**The problem**
Find each line holding the word "title" and give the total alone.

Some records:
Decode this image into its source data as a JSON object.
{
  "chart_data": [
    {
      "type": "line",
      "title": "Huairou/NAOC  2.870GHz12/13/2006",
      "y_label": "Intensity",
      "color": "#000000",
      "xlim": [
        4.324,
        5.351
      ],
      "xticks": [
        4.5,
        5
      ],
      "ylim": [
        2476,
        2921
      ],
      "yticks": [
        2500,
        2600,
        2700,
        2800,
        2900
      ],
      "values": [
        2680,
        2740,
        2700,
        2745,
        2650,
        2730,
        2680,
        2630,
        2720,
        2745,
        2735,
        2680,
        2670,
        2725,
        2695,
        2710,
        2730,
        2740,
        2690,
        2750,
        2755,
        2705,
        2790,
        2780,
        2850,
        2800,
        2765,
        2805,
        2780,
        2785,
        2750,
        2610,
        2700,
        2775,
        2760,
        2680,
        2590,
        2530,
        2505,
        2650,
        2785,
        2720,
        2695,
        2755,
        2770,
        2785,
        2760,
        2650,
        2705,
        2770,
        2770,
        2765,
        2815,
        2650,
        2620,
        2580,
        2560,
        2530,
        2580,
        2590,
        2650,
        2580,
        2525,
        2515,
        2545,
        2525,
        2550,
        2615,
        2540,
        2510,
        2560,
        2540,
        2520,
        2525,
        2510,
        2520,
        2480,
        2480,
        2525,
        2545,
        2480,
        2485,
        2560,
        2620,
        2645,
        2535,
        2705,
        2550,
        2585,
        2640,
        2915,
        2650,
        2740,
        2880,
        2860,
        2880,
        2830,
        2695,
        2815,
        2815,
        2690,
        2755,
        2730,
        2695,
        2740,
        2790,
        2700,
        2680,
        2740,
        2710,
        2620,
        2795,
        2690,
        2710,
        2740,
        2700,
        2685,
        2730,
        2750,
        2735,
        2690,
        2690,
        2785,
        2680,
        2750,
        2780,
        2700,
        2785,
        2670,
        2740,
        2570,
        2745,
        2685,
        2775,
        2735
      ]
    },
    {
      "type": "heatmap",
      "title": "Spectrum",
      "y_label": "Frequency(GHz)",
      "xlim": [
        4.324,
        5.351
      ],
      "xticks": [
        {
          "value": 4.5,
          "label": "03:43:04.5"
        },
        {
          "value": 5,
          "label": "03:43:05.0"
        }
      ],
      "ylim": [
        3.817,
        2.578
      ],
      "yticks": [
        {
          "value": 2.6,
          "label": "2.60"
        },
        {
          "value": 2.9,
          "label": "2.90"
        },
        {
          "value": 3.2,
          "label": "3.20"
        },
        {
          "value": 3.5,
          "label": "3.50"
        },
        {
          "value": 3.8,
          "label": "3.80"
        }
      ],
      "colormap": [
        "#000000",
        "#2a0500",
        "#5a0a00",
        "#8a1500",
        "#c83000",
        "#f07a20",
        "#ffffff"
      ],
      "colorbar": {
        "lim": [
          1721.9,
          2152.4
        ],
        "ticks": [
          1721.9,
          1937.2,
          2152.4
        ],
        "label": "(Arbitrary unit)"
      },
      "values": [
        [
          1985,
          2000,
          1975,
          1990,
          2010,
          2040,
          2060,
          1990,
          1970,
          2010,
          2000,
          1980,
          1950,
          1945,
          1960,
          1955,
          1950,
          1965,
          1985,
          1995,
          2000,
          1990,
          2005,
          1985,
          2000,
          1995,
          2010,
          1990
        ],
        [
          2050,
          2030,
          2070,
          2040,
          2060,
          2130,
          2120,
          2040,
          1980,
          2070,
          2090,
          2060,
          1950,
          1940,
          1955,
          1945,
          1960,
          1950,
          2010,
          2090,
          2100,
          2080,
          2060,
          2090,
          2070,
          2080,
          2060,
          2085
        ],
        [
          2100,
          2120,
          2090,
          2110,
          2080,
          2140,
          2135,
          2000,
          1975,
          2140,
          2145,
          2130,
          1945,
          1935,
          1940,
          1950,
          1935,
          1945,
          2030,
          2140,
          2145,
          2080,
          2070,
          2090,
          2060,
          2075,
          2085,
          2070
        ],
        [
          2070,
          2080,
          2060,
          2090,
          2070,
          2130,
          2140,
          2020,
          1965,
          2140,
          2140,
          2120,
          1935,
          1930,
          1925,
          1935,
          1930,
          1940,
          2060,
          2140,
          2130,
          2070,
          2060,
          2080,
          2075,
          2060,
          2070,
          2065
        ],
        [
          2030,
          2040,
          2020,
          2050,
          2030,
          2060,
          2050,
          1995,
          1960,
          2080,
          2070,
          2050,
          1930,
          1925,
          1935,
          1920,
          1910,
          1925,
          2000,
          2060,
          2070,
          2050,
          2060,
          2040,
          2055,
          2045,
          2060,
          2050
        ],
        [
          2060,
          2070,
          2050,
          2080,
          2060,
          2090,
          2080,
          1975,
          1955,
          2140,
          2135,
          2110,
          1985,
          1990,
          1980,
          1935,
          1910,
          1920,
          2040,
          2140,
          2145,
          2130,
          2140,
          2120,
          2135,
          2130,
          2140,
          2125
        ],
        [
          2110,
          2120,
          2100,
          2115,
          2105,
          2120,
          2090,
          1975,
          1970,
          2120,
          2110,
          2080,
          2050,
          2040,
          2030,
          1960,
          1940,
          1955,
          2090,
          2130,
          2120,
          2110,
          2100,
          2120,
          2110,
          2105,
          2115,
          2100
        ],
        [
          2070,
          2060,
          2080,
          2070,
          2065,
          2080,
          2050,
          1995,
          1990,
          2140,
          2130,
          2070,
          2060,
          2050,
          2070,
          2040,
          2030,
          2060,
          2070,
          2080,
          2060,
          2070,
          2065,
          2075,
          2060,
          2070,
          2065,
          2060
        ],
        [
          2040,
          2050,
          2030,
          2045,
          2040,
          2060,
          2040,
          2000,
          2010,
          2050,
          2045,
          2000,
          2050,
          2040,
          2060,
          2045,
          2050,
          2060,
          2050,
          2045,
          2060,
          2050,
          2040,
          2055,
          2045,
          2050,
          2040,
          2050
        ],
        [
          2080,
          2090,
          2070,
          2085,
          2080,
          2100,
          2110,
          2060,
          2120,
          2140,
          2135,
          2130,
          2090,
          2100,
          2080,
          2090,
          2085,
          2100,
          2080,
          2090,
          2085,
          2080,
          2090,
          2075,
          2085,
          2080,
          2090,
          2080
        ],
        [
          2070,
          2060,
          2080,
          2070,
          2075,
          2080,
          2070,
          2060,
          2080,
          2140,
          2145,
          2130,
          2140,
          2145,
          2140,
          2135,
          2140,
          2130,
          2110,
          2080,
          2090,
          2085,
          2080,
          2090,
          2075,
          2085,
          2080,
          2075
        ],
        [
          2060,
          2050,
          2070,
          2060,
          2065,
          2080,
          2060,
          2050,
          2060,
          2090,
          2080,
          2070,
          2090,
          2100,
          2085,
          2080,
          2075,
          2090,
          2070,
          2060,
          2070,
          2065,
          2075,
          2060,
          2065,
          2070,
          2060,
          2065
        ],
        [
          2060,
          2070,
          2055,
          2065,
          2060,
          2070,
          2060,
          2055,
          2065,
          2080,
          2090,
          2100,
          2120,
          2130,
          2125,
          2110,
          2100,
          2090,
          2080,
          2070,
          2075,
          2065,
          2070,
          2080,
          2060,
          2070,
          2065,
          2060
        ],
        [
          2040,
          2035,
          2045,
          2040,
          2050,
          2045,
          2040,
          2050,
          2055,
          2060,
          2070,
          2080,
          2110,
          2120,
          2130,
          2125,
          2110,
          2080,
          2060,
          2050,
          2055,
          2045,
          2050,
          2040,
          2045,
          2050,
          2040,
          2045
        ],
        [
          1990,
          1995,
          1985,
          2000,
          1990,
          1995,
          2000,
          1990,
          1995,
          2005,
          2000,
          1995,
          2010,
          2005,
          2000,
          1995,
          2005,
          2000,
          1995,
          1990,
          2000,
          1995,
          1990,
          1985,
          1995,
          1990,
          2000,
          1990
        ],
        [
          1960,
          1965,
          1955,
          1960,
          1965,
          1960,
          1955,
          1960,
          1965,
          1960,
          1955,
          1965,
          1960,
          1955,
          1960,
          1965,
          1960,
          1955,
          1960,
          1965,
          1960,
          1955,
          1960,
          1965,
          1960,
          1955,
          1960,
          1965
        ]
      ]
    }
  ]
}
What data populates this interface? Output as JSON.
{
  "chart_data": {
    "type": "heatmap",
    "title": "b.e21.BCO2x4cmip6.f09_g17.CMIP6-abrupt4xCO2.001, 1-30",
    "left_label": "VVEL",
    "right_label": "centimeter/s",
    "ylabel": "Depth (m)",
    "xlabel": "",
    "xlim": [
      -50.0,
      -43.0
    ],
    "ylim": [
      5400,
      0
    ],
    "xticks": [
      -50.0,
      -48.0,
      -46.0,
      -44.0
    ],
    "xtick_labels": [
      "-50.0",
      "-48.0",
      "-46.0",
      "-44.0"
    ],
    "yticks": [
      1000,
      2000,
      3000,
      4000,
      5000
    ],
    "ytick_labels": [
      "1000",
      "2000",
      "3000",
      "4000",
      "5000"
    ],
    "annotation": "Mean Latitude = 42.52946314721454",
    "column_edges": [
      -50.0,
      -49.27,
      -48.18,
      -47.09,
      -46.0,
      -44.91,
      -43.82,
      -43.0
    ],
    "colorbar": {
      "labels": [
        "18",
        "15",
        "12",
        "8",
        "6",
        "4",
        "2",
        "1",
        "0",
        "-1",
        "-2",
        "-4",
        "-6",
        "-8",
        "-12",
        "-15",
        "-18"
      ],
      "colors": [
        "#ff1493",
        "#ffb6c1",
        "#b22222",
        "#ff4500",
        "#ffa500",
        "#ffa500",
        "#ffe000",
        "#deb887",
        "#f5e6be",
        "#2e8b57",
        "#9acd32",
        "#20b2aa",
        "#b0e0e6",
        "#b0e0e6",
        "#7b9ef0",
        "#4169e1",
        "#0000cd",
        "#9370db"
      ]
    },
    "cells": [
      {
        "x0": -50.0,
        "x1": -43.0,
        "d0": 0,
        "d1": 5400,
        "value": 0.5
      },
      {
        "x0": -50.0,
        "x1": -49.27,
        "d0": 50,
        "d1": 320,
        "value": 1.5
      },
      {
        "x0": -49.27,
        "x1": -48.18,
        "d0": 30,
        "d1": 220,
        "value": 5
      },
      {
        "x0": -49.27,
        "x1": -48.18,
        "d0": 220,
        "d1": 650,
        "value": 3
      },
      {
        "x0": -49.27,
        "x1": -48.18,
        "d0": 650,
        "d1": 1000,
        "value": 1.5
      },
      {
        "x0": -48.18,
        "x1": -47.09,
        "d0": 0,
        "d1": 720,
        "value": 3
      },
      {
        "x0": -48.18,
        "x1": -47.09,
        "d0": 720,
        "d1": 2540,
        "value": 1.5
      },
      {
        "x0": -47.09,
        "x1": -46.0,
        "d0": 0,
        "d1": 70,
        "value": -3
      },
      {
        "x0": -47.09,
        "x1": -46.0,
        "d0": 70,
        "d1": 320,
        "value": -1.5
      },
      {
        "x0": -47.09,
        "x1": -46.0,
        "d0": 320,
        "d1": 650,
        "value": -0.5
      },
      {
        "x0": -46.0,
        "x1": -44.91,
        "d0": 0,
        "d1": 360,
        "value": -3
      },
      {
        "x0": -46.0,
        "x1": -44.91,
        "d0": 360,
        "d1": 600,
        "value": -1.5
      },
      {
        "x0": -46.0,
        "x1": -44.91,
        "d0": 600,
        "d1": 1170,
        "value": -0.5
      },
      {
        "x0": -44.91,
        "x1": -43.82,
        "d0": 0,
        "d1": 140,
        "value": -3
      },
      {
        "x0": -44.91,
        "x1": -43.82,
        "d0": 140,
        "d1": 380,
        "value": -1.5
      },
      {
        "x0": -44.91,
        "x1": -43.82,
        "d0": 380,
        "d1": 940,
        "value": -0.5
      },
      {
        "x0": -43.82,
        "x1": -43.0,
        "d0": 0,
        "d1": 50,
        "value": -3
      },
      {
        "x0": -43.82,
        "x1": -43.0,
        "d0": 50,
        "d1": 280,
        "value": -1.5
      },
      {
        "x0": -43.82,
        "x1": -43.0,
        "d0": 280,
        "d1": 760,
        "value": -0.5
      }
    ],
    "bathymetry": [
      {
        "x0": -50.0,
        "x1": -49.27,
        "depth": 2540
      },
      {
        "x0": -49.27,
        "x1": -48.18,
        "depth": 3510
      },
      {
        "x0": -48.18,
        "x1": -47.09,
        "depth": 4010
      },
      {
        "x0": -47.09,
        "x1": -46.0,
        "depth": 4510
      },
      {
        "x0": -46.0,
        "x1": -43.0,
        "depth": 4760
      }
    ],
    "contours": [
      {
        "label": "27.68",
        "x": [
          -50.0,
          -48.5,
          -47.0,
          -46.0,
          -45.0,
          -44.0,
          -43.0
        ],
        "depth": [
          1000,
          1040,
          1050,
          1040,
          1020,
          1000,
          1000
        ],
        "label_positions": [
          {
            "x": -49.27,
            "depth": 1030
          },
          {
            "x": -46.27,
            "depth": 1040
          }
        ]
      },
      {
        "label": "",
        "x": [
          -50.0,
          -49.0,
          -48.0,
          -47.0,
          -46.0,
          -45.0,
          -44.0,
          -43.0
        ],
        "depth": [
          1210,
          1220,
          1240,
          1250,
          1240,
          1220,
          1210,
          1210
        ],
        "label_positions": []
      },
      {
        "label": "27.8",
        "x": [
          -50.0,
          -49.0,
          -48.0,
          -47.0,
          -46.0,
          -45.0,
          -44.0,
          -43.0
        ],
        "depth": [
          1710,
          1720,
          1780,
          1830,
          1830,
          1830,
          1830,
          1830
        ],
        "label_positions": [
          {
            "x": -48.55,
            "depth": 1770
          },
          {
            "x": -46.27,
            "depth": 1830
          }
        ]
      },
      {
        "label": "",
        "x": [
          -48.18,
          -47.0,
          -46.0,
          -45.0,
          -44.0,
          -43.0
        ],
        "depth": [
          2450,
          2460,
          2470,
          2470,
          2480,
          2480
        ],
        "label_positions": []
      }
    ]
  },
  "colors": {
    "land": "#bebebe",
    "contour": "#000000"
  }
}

**Completed exercise**
3